▶ Exercise directions
Using the records below, count the lines with "szakmai" in them. Give the number only.

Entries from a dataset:
====

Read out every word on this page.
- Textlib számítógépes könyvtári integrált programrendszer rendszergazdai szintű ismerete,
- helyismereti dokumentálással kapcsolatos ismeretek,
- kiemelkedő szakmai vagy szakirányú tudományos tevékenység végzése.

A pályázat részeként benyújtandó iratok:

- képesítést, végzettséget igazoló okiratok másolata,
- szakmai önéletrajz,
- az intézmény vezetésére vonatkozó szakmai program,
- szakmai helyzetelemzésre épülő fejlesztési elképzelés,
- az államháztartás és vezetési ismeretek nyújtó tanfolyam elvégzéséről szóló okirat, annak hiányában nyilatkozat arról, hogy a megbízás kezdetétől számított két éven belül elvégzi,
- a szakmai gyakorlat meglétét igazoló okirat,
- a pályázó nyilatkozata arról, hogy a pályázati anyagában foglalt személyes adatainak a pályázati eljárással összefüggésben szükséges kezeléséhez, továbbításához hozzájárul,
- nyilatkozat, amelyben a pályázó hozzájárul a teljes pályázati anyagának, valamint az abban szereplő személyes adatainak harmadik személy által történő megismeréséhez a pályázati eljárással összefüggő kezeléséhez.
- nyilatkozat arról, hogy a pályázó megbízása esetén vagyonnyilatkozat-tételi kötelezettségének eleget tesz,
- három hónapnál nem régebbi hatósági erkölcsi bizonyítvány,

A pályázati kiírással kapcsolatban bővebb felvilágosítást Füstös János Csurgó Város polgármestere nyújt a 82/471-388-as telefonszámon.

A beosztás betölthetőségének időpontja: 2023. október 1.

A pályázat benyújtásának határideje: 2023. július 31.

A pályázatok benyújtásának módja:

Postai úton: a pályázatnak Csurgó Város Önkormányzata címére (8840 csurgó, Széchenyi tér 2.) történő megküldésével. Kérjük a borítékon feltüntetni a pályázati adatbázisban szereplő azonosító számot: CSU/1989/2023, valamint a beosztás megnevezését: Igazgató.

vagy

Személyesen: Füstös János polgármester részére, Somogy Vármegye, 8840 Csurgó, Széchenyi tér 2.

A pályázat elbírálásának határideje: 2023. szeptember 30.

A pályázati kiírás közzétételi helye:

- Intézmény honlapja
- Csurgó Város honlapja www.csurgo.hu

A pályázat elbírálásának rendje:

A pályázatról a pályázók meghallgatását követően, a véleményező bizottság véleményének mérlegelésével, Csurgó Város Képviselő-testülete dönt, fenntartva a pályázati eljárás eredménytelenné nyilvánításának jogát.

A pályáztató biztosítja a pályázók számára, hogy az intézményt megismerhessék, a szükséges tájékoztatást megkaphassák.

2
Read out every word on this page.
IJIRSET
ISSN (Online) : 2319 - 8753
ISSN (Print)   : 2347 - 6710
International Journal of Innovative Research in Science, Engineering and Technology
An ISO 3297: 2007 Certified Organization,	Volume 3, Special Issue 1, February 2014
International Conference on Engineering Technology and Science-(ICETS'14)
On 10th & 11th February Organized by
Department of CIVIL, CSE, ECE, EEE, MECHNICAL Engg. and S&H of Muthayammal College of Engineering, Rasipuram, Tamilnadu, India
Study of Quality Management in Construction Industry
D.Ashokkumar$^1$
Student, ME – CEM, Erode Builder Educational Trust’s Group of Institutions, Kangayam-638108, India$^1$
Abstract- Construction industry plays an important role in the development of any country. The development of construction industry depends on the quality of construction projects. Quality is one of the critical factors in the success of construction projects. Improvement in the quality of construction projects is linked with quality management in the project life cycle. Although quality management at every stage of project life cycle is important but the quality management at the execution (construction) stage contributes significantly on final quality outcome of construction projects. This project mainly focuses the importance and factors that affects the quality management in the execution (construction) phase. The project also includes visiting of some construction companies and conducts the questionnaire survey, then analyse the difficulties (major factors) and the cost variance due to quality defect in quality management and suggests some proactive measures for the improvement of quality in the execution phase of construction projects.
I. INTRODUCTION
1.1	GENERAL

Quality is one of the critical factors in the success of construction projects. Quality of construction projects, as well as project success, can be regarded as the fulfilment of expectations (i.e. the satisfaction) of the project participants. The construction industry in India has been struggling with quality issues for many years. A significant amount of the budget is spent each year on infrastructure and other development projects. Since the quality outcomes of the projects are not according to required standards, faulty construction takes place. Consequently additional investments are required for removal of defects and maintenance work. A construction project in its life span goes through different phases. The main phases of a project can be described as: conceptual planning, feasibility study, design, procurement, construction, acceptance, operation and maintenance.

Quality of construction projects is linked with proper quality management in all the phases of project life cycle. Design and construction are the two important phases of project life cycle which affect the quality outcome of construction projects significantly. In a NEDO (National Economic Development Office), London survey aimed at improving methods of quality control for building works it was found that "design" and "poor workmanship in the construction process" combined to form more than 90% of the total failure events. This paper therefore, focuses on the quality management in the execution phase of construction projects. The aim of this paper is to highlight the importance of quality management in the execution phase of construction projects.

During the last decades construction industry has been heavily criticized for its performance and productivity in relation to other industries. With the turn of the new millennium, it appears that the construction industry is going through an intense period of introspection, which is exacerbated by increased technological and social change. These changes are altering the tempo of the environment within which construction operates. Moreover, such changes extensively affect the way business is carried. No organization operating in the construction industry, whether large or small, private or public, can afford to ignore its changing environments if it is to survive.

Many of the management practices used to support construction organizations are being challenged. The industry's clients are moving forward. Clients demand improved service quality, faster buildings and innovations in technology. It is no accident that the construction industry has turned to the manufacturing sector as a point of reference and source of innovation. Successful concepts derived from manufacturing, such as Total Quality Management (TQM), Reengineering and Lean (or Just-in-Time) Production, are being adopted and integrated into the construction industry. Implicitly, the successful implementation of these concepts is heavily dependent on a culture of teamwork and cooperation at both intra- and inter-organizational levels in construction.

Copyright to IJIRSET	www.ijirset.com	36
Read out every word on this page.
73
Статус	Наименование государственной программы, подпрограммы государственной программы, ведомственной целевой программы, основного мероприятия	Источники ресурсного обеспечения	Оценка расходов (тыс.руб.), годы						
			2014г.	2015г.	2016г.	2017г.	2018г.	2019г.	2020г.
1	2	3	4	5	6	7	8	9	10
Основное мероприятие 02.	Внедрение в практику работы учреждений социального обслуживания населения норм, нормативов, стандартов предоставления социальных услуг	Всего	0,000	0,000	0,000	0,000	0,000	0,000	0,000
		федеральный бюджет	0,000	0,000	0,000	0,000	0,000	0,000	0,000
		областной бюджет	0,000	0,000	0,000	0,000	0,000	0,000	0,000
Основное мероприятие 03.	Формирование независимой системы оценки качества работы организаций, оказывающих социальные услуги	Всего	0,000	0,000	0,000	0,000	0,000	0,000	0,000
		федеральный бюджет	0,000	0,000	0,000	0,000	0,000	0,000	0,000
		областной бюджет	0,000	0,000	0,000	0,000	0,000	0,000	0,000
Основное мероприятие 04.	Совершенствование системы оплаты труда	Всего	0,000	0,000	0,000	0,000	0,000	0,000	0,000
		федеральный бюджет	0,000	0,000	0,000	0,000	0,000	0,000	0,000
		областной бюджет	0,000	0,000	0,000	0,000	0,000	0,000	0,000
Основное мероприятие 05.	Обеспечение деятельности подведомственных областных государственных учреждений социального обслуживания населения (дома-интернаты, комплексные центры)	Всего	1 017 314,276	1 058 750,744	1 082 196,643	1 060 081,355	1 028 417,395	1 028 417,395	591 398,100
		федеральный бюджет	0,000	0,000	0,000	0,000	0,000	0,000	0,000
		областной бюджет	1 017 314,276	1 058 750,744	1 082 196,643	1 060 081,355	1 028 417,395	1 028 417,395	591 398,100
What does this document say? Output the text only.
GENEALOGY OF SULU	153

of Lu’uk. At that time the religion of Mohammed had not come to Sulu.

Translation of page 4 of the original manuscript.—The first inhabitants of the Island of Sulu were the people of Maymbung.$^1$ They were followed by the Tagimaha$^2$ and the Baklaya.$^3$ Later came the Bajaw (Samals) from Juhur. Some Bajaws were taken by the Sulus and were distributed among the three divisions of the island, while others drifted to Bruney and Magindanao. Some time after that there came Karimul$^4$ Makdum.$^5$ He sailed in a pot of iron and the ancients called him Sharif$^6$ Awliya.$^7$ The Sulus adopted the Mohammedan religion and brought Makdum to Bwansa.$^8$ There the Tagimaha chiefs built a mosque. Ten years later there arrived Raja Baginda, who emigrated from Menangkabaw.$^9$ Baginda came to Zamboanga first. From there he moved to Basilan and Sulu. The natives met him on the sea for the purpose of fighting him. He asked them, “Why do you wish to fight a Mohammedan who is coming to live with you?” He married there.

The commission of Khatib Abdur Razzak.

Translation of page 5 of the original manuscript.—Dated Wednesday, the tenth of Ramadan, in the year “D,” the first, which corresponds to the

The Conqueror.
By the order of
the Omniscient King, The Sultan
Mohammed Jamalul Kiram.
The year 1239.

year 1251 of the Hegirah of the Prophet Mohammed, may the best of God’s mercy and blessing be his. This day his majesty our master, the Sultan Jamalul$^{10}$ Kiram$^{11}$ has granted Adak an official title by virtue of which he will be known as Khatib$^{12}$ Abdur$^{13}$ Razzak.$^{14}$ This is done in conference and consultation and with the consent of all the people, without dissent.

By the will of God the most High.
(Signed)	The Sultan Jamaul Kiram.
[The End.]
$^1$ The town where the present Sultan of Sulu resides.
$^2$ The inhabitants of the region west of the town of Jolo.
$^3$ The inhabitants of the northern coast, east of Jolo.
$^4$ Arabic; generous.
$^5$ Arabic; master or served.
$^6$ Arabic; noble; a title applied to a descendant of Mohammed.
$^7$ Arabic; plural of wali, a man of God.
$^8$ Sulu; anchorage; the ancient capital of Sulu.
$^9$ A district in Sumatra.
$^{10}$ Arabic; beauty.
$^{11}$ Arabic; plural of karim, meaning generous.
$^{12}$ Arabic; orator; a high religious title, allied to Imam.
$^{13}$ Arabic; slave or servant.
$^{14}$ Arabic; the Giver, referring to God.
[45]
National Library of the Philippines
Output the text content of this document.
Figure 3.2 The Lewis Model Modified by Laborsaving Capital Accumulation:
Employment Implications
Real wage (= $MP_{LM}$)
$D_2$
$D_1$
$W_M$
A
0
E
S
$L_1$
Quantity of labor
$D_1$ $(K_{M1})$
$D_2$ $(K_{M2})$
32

====

▶ Task solution
5